Omit all images, then return the remaining material exactly as it stands.

(Stored records)

☆ ☆ ☆ ☆ ☆

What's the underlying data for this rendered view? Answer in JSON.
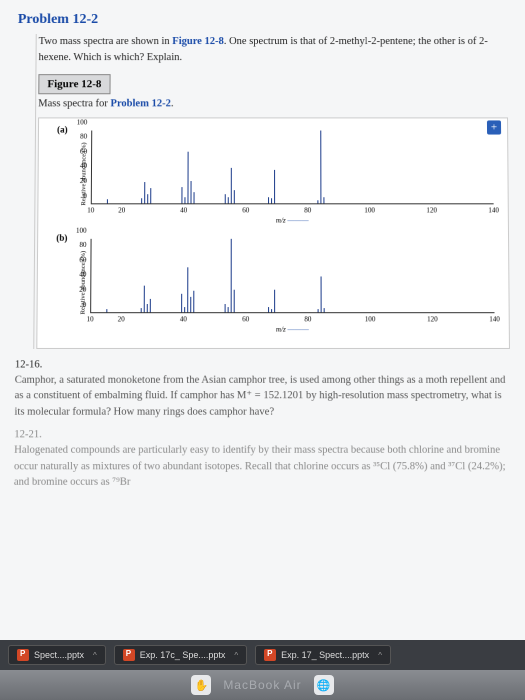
{
  "problem_title": "Problem 12-2",
  "problem_text_1": "Two mass spectra are shown in ",
  "problem_link": "Figure 12-8",
  "problem_text_2": ". One spectrum is that of 2-methyl-2-pentene; the other is of 2-hexene. Which is which? Explain.",
  "figure_label": "Figure 12-8",
  "figure_caption_1": "Mass spectra for ",
  "figure_caption_link": "Problem 12-2",
  "figure_caption_2": ".",
  "y_label": "Relative abundance (%)",
  "x_label": "m/z",
  "x_arrow": "———",
  "chart_a": {
    "label": "(a)",
    "y_ticks": [
      0,
      20,
      40,
      60,
      80,
      100
    ],
    "x_ticks": [
      10,
      20,
      40,
      60,
      80,
      100,
      120,
      140
    ],
    "x_range": [
      10,
      140
    ],
    "peaks": [
      {
        "mz": 15,
        "h": 5
      },
      {
        "mz": 26,
        "h": 6
      },
      {
        "mz": 27,
        "h": 28
      },
      {
        "mz": 28,
        "h": 12
      },
      {
        "mz": 29,
        "h": 20
      },
      {
        "mz": 39,
        "h": 22
      },
      {
        "mz": 40,
        "h": 8
      },
      {
        "mz": 41,
        "h": 70
      },
      {
        "mz": 42,
        "h": 30
      },
      {
        "mz": 43,
        "h": 15
      },
      {
        "mz": 53,
        "h": 12
      },
      {
        "mz": 54,
        "h": 8
      },
      {
        "mz": 55,
        "h": 48
      },
      {
        "mz": 56,
        "h": 18
      },
      {
        "mz": 67,
        "h": 8
      },
      {
        "mz": 68,
        "h": 6
      },
      {
        "mz": 69,
        "h": 45
      },
      {
        "mz": 83,
        "h": 4
      },
      {
        "mz": 84,
        "h": 100
      },
      {
        "mz": 85,
        "h": 8
      }
    ]
  },
  "chart_b": {
    "label": "(b)",
    "y_ticks": [
      0,
      20,
      40,
      60,
      80,
      100
    ],
    "x_ticks": [
      10,
      20,
      40,
      60,
      80,
      100,
      120,
      140
    ],
    "x_range": [
      10,
      140
    ],
    "peaks": [
      {
        "mz": 15,
        "h": 4
      },
      {
        "mz": 26,
        "h": 5
      },
      {
        "mz": 27,
        "h": 35
      },
      {
        "mz": 28,
        "h": 10
      },
      {
        "mz": 29,
        "h": 18
      },
      {
        "mz": 39,
        "h": 25
      },
      {
        "mz": 40,
        "h": 6
      },
      {
        "mz": 41,
        "h": 60
      },
      {
        "mz": 42,
        "h": 20
      },
      {
        "mz": 43,
        "h": 28
      },
      {
        "mz": 53,
        "h": 10
      },
      {
        "mz": 54,
        "h": 6
      },
      {
        "mz": 55,
        "h": 100
      },
      {
        "mz": 56,
        "h": 30
      },
      {
        "mz": 67,
        "h": 6
      },
      {
        "mz": 68,
        "h": 4
      },
      {
        "mz": 69,
        "h": 30
      },
      {
        "mz": 83,
        "h": 3
      },
      {
        "mz": 84,
        "h": 48
      },
      {
        "mz": 85,
        "h": 5
      }
    ]
  },
  "sec1_num": "12-16.",
  "sec1_text": "Camphor, a saturated monoketone from the Asian camphor tree, is used among other things as a moth repellent and as a constituent of embalming fluid. If camphor has M⁺ = 152.1201 by high-resolution mass spectrometry, what is its molecular formula? How many rings does camphor have?",
  "sec2_num": "12-21.",
  "sec2_text": "Halogenated compounds are particularly easy to identify by their mass spectra because both chlorine and bromine occur naturally as mixtures of two abundant isotopes. Recall that chlorine occurs as ³⁵Cl (75.8%) and ³⁷Cl (24.2%); and bromine occurs as ⁷⁹Br",
  "downloads": [
    {
      "name": "Spect....pptx"
    },
    {
      "name": "Exp. 17c_ Spe....pptx"
    },
    {
      "name": "Exp. 17_ Spect....pptx"
    }
  ],
  "mac_text": "MacBook Air"
}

☆ ☆ ☆ ☆ ☆

Complete response>
What's the underlying data for this rendered view? Answer in JSON.
{
  "problem_title": "Problem 12-2",
  "problem_text_1": "Two mass spectra are shown in ",
  "problem_link": "Figure 12-8",
  "problem_text_2": ". One spectrum is that of 2-methyl-2-pentene; the other is of 2-hexene. Which is which? Explain.",
  "figure_label": "Figure 12-8",
  "figure_caption_1": "Mass spectra for ",
  "figure_caption_link": "Problem 12-2",
  "figure_caption_2": ".",
  "y_label": "Relative abundance (%)",
  "x_label": "m/z",
  "x_arrow": "———",
  "chart_a": {
    "label": "(a)",
    "y_ticks": [
      0,
      20,
      40,
      60,
      80,
      100
    ],
    "x_ticks": [
      10,
      20,
      40,
      60,
      80,
      100,
      120,
      140
    ],
    "x_range": [
      10,
      140
    ],
    "peaks": [
      {
        "mz": 15,
        "h": 5
      },
      {
        "mz": 26,
        "h": 6
      },
      {
        "mz": 27,
        "h": 28
      },
      {
        "mz": 28,
        "h": 12
      },
      {
        "mz": 29,
        "h": 20
      },
      {
        "mz": 39,
        "h": 22
      },
      {
        "mz": 40,
        "h": 8
      },
      {
        "mz": 41,
        "h": 70
      },
      {
        "mz": 42,
        "h": 30
      },
      {
        "mz": 43,
        "h": 15
      },
      {
        "mz": 53,
        "h": 12
      },
      {
        "mz": 54,
        "h": 8
      },
      {
        "mz": 55,
        "h": 48
      },
      {
        "mz": 56,
        "h": 18
      },
      {
        "mz": 67,
        "h": 8
      },
      {
        "mz": 68,
        "h": 6
      },
      {
        "mz": 69,
        "h": 45
      },
      {
        "mz": 83,
        "h": 4
      },
      {
        "mz": 84,
        "h": 100
      },
      {
        "mz": 85,
        "h": 8
      }
    ]
  },
  "chart_b": {
    "label": "(b)",
    "y_ticks": [
      0,
      20,
      40,
      60,
      80,
      100
    ],
    "x_ticks": [
      10,
      20,
      40,
      60,
      80,
      100,
      120,
      140
    ],
    "x_range": [
      10,
      140
    ],
    "peaks": [
      {
        "mz": 15,
        "h": 4
      },
      {
        "mz": 26,
        "h": 5
      },
      {
        "mz": 27,
        "h": 35
      },
      {
        "mz": 28,
        "h": 10
      },
      {
        "mz": 29,
        "h": 18
      },
      {
        "mz": 39,
        "h": 25
      },
      {
        "mz": 40,
        "h": 6
      },
      {
        "mz": 41,
        "h": 60
      },
      {
        "mz": 42,
        "h": 20
      },
      {
        "mz": 43,
        "h": 28
      },
      {
        "mz": 53,
        "h": 10
      },
      {
        "mz": 54,
        "h": 6
      },
      {
        "mz": 55,
        "h": 100
      },
      {
        "mz": 56,
        "h": 30
      },
      {
        "mz": 67,
        "h": 6
      },
      {
        "mz": 68,
        "h": 4
      },
      {
        "mz": 69,
        "h": 30
      },
      {
        "mz": 83,
        "h": 3
      },
      {
        "mz": 84,
        "h": 48
      },
      {
        "mz": 85,
        "h": 5
      }
    ]
  },
  "sec1_num": "12-16.",
  "sec1_text": "Camphor, a saturated monoketone from the Asian camphor tree, is used among other things as a moth repellent and as a constituent of embalming fluid. If camphor has M⁺ = 152.1201 by high-resolution mass spectrometry, what is its molecular formula? How many rings does camphor have?",
  "sec2_num": "12-21.",
  "sec2_text": "Halogenated compounds are particularly easy to identify by their mass spectra because both chlorine and bromine occur naturally as mixtures of two abundant isotopes. Recall that chlorine occurs as ³⁵Cl (75.8%) and ³⁷Cl (24.2%); and bromine occurs as ⁷⁹Br",
  "downloads": [
    {
      "name": "Spect....pptx"
    },
    {
      "name": "Exp. 17c_ Spe....pptx"
    },
    {
      "name": "Exp. 17_ Spect....pptx"
    }
  ],
  "mac_text": "MacBook Air"
}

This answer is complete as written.